**DATA LISTING:**
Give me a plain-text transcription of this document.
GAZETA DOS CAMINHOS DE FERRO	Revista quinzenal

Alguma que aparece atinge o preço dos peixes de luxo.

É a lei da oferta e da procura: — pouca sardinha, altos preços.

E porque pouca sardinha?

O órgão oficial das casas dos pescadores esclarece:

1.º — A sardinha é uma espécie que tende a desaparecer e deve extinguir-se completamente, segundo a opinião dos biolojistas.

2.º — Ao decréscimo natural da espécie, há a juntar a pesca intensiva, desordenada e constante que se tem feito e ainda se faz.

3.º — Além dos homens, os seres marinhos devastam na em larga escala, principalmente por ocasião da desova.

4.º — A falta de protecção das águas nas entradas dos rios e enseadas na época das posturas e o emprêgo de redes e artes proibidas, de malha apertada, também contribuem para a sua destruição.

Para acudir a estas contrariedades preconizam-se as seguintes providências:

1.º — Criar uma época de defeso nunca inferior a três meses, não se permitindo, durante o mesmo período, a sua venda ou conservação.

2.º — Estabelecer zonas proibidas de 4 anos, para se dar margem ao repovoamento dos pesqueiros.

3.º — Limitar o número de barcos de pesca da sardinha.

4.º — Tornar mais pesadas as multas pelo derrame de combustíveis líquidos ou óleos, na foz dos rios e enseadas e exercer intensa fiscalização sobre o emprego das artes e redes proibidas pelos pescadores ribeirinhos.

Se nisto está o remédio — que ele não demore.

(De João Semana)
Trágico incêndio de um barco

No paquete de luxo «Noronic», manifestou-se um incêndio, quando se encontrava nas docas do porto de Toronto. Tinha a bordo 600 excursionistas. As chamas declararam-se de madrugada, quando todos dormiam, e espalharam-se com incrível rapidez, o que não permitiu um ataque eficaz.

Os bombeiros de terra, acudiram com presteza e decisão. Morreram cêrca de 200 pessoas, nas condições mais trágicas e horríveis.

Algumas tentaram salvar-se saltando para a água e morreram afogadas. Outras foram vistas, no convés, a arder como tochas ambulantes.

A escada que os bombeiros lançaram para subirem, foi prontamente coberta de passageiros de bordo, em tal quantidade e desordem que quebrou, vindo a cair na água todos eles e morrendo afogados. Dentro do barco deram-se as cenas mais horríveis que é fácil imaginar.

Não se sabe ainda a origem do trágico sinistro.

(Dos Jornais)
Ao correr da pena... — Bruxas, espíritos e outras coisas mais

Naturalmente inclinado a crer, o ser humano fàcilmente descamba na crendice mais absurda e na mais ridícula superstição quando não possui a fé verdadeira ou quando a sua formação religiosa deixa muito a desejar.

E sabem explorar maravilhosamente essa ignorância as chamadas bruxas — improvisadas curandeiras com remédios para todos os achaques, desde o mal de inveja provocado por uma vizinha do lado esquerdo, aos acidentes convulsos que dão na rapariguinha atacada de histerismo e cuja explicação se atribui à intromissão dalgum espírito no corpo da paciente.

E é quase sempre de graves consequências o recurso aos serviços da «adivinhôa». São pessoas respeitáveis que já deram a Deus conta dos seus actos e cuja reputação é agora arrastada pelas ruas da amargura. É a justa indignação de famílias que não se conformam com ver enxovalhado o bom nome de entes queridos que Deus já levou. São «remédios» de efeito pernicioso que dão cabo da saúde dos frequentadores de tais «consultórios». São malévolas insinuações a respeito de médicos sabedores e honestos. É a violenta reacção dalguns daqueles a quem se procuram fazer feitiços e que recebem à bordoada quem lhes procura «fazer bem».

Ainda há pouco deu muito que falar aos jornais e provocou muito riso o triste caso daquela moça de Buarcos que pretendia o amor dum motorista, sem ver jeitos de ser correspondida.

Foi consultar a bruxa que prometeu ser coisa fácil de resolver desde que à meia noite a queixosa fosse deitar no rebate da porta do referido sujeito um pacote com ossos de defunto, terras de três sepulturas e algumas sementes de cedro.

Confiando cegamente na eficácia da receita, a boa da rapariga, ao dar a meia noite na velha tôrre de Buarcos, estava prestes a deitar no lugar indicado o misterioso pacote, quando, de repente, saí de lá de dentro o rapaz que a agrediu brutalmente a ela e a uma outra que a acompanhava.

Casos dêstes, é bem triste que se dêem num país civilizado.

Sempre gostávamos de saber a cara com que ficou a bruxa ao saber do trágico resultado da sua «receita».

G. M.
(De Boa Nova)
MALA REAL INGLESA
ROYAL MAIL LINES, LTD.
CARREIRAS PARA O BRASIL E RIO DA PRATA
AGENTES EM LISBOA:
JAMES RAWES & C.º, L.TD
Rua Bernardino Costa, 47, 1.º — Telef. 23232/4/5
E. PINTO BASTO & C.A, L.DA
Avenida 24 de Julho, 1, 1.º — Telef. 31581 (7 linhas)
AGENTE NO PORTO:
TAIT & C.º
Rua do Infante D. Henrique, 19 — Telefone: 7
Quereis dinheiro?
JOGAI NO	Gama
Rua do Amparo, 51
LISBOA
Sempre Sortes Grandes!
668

--

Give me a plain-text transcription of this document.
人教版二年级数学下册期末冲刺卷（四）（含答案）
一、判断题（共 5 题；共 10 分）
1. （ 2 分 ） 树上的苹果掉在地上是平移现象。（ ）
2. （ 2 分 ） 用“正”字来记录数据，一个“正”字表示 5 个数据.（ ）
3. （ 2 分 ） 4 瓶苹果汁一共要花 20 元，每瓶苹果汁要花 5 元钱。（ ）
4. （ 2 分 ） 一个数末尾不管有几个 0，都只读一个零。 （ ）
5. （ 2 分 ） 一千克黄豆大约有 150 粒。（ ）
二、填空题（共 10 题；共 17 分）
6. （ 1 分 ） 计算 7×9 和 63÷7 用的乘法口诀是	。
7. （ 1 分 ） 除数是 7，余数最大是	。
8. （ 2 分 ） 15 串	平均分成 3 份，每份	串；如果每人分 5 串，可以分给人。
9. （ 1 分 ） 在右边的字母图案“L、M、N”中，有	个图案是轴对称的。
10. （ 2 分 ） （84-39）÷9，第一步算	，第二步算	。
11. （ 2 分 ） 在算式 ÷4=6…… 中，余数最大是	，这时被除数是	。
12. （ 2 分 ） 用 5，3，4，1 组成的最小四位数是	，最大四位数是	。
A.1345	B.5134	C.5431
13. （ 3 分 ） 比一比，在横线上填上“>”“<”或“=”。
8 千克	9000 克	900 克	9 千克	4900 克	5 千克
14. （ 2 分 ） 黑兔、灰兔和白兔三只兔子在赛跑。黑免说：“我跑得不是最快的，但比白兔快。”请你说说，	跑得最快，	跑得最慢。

**WRITTEN INSTRUCTION:**
Search the data above for lines holding "enseadas" and copy each of them.

**REPLY:**
4.º — A falta de protecção das águas nas entradas dos rios e enseadas na época das posturas e o emprêgo de redes e artes proibidas, de malha apertada, também contribuem para a sua destruição.
4.º — Tornar mais pesadas as multas pelo derrame de combustíveis líquidos ou óleos, na foz dos rios e enseadas e exercer intensa fiscalização sobre o emprego das artes e redes proibidas pelos pescadores ribeirinhos.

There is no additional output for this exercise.